[Saved data entries]
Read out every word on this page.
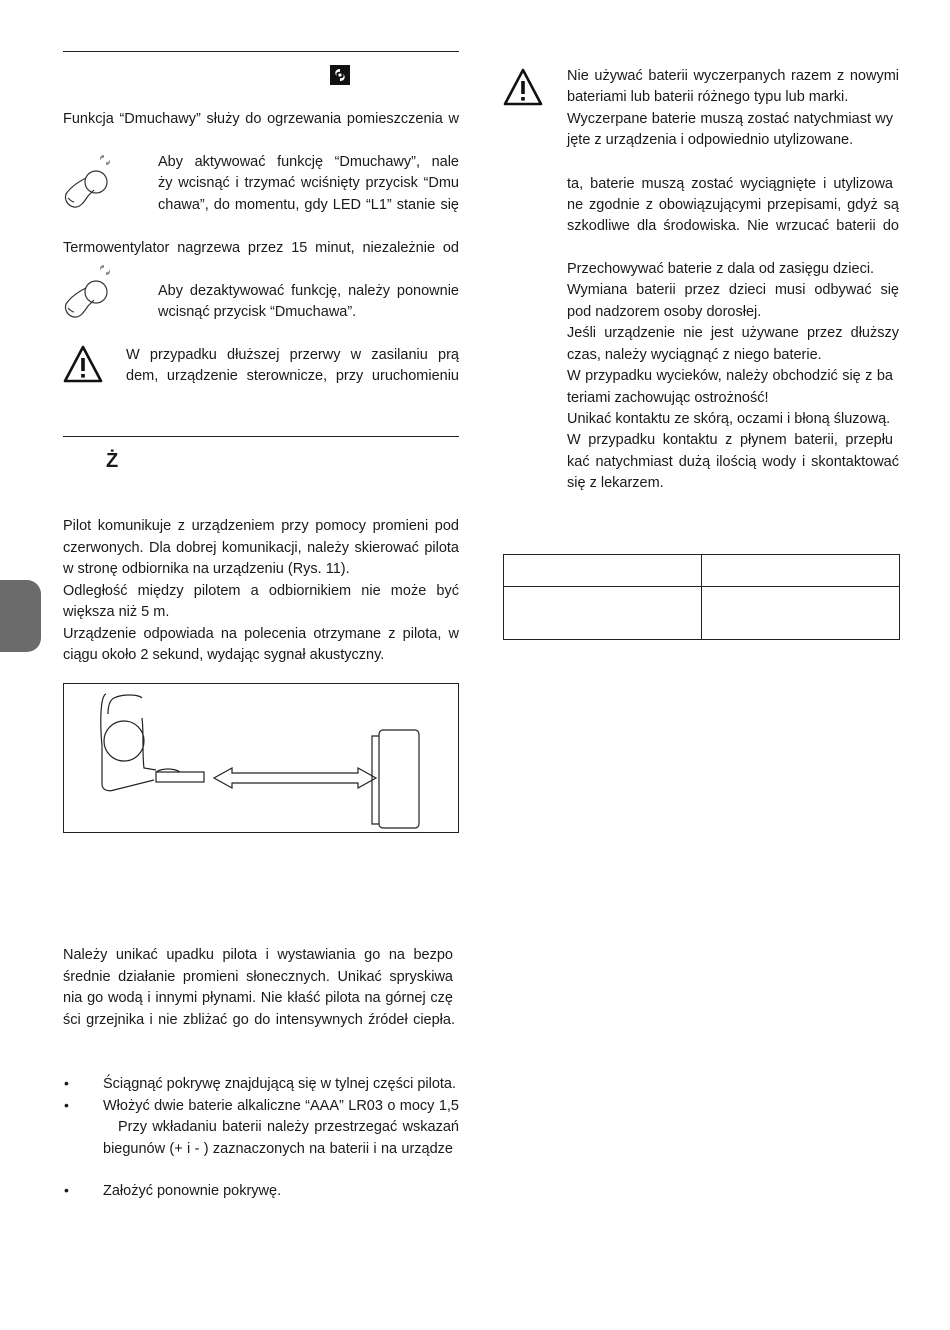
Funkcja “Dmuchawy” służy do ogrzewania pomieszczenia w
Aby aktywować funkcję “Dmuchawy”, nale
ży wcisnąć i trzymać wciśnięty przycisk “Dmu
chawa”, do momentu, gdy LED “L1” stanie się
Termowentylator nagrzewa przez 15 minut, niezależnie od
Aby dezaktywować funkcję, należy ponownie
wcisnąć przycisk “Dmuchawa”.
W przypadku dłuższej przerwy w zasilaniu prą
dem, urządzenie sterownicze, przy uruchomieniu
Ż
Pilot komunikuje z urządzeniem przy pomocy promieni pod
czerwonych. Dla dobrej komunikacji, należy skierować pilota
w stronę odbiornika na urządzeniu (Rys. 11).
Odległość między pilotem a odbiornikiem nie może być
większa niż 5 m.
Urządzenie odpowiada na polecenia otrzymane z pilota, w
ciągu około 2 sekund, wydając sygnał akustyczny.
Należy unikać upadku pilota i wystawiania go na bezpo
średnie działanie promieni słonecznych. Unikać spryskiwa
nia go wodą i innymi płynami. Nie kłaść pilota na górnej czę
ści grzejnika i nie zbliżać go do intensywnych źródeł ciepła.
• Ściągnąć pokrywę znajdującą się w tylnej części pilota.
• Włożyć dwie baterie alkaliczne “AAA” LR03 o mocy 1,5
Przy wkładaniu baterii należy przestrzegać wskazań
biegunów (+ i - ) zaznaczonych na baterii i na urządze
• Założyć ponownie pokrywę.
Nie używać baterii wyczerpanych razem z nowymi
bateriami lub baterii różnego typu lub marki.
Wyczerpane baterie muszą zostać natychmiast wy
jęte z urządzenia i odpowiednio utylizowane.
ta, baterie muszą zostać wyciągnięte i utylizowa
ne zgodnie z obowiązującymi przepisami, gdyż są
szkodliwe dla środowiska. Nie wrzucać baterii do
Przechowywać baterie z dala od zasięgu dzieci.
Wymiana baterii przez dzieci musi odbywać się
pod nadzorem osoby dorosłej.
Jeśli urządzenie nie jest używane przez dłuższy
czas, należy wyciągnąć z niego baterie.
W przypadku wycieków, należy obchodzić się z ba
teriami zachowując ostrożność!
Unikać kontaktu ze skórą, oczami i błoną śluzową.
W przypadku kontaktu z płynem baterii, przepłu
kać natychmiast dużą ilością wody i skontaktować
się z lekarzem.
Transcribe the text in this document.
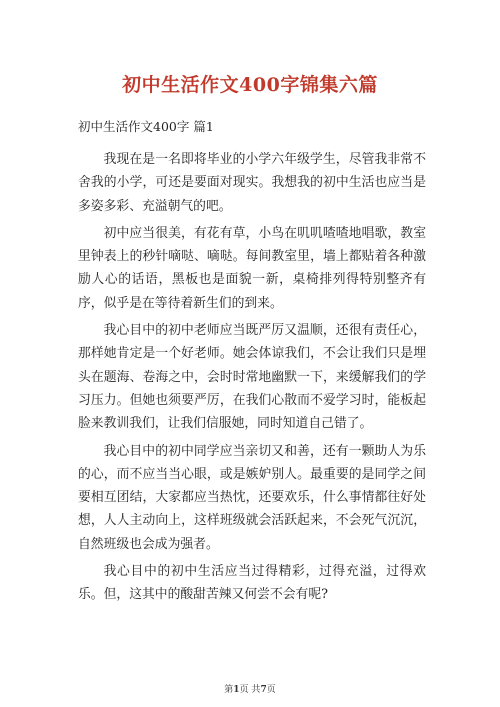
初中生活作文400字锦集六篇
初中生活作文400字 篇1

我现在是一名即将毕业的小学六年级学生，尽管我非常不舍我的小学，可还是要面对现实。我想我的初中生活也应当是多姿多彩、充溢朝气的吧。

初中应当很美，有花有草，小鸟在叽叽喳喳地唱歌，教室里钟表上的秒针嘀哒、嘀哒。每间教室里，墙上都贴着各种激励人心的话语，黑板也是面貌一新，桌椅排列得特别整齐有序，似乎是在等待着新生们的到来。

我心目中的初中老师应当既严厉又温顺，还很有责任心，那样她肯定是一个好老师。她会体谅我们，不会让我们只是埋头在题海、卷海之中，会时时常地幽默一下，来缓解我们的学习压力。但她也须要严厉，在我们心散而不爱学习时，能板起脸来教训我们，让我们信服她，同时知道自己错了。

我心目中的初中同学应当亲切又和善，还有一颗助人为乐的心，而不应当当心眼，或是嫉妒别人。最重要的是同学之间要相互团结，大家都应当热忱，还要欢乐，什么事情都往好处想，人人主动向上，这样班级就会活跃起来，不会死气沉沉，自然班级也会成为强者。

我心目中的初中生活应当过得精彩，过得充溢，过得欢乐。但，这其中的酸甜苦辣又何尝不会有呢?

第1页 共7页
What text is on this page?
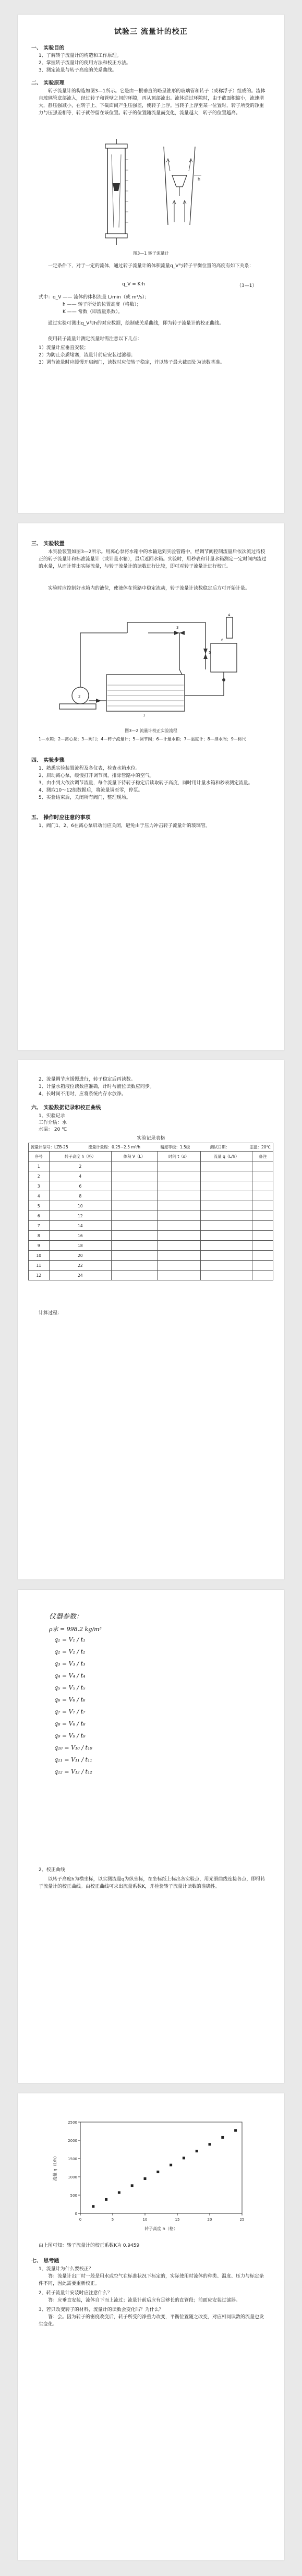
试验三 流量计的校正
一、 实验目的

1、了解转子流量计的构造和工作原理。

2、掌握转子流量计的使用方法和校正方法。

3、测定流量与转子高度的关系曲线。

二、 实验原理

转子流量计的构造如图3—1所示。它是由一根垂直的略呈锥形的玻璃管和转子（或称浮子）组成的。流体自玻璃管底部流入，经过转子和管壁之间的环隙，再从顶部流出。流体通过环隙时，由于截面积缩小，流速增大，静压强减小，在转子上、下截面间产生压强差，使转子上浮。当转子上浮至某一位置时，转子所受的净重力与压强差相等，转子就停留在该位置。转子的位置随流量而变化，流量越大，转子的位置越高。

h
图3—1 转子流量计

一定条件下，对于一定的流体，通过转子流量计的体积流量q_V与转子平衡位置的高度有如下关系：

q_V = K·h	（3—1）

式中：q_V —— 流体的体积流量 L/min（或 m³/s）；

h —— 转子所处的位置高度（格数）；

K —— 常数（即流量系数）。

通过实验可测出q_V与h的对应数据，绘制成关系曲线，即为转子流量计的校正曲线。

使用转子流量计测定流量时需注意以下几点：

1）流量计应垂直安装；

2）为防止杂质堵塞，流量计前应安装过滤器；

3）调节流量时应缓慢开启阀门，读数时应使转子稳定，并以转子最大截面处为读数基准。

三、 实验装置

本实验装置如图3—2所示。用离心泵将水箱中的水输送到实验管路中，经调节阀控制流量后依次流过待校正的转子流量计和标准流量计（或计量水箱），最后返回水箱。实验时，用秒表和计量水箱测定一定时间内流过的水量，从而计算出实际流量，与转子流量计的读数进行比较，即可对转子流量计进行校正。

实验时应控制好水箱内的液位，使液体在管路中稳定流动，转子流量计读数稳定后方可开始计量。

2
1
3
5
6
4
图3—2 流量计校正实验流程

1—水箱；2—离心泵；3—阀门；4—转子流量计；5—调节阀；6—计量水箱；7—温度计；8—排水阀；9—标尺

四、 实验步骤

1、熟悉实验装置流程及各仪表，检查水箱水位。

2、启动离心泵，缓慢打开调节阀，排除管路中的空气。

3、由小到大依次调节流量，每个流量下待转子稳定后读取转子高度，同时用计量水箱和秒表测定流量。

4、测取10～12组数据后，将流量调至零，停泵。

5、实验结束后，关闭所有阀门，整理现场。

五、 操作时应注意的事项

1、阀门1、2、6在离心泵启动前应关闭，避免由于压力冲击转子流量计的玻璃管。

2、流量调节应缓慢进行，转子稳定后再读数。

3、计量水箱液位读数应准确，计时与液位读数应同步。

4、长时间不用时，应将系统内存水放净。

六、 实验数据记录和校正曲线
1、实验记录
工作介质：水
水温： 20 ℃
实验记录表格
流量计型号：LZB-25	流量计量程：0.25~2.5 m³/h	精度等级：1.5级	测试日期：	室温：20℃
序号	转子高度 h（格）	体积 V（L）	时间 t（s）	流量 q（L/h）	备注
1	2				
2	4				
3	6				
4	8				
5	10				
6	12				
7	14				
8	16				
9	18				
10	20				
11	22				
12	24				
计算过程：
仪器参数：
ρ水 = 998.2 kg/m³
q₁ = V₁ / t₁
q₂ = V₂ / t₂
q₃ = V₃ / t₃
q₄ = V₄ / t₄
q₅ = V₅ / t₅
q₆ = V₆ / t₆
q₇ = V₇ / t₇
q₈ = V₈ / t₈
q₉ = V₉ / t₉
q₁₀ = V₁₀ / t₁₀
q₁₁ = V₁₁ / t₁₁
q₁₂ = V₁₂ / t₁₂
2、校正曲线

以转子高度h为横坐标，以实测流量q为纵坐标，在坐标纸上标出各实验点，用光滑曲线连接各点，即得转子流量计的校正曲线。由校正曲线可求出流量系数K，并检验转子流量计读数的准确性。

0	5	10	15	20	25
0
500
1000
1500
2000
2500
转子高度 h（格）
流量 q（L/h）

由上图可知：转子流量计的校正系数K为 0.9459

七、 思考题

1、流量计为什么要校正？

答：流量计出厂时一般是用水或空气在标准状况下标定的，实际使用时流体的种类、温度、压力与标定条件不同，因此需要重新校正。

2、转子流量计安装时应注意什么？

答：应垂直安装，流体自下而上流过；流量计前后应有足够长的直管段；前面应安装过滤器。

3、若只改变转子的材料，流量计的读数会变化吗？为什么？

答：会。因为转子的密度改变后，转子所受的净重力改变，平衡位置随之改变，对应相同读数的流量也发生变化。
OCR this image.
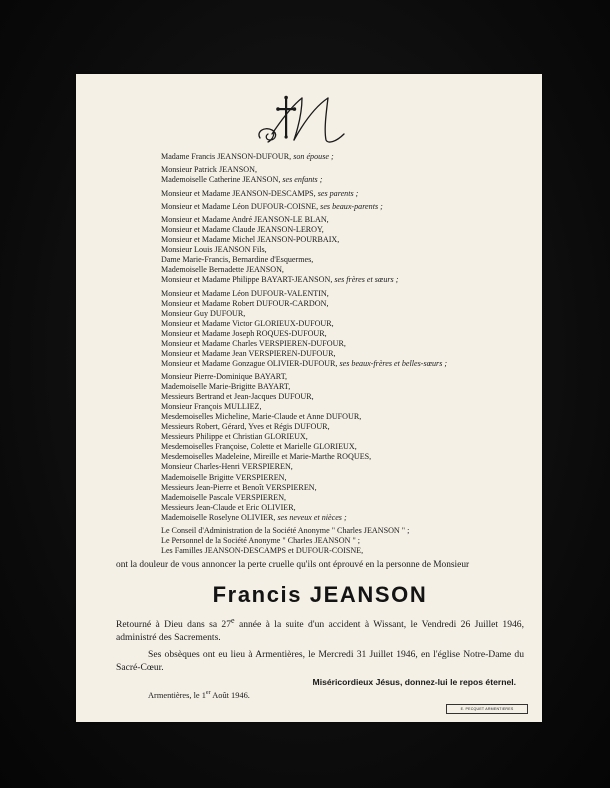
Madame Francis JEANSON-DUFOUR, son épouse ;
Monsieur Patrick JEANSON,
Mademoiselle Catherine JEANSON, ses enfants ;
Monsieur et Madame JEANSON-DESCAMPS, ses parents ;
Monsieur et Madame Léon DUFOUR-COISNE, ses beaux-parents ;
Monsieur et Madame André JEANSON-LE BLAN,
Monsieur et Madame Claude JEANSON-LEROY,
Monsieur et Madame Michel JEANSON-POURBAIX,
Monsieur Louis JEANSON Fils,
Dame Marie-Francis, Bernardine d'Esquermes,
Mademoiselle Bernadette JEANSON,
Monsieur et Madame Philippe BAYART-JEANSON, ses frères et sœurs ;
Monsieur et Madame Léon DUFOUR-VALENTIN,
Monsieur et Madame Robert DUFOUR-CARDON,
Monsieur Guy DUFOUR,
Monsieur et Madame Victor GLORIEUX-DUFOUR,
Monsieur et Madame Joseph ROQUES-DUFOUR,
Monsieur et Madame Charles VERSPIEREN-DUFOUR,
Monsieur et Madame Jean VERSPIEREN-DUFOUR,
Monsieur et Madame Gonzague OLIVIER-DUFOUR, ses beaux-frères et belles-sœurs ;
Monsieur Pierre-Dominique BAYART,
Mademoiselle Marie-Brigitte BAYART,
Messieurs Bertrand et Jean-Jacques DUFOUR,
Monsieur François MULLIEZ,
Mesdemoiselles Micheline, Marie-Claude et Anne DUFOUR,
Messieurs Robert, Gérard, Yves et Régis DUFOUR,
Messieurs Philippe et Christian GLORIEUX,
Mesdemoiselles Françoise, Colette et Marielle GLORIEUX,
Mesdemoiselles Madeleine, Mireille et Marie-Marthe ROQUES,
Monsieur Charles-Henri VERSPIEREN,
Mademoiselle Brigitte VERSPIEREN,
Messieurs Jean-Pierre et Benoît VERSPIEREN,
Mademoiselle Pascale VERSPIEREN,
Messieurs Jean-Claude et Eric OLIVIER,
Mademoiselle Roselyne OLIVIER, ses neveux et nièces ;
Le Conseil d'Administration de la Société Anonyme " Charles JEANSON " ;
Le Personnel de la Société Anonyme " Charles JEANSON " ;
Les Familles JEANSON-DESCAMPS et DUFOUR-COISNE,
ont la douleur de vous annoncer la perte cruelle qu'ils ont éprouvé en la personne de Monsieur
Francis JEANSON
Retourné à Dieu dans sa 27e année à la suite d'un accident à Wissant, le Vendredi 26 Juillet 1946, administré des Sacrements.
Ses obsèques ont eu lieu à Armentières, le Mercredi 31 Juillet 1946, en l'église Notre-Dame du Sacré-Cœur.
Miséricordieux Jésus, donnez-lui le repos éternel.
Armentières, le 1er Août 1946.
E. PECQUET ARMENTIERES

→ WRITTEN PROBLEM: Count the lines in the records above that contain the word "Claude", and give only that number.

→ WRITTEN RESPONSE: 3